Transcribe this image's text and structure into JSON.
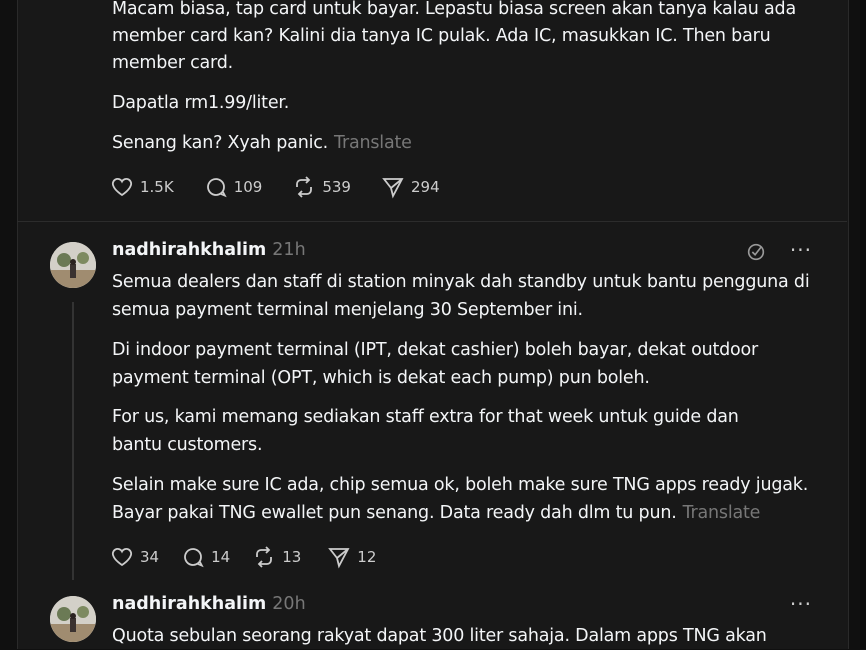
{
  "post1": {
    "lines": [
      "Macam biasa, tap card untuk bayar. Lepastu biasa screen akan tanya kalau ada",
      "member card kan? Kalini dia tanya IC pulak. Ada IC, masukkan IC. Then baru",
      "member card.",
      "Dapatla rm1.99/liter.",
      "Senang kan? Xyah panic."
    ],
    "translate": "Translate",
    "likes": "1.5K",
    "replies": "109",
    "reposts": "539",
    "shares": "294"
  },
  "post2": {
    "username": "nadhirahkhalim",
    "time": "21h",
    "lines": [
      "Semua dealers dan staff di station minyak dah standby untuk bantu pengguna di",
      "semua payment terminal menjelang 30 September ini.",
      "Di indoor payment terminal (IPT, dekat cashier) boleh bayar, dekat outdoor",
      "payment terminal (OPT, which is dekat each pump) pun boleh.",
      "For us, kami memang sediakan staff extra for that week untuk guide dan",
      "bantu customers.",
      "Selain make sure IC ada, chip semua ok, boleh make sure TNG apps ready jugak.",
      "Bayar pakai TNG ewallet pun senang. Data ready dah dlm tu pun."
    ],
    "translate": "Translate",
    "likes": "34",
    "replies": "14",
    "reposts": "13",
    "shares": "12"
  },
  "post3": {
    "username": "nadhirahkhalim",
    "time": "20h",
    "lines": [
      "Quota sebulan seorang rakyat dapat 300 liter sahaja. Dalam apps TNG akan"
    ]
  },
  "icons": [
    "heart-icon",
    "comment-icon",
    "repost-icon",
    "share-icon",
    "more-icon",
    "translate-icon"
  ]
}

--

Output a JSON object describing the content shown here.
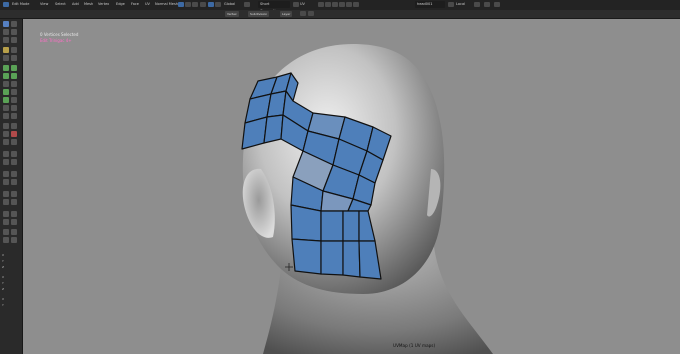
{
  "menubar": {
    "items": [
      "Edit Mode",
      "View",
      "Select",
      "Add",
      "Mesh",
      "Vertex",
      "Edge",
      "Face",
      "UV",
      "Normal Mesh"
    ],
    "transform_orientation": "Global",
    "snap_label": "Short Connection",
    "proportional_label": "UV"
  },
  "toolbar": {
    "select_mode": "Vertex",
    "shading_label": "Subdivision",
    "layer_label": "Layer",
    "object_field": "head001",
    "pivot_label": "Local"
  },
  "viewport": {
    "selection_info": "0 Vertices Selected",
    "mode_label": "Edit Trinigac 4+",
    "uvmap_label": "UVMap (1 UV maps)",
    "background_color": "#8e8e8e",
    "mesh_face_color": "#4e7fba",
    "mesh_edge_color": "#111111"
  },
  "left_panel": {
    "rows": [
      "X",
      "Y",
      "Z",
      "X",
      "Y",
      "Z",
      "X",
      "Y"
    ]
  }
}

▶ **What you have to do**:
Reply with only the number of lines in the material above where the string "Edit" appears.

▶ **Solution for this task**:
2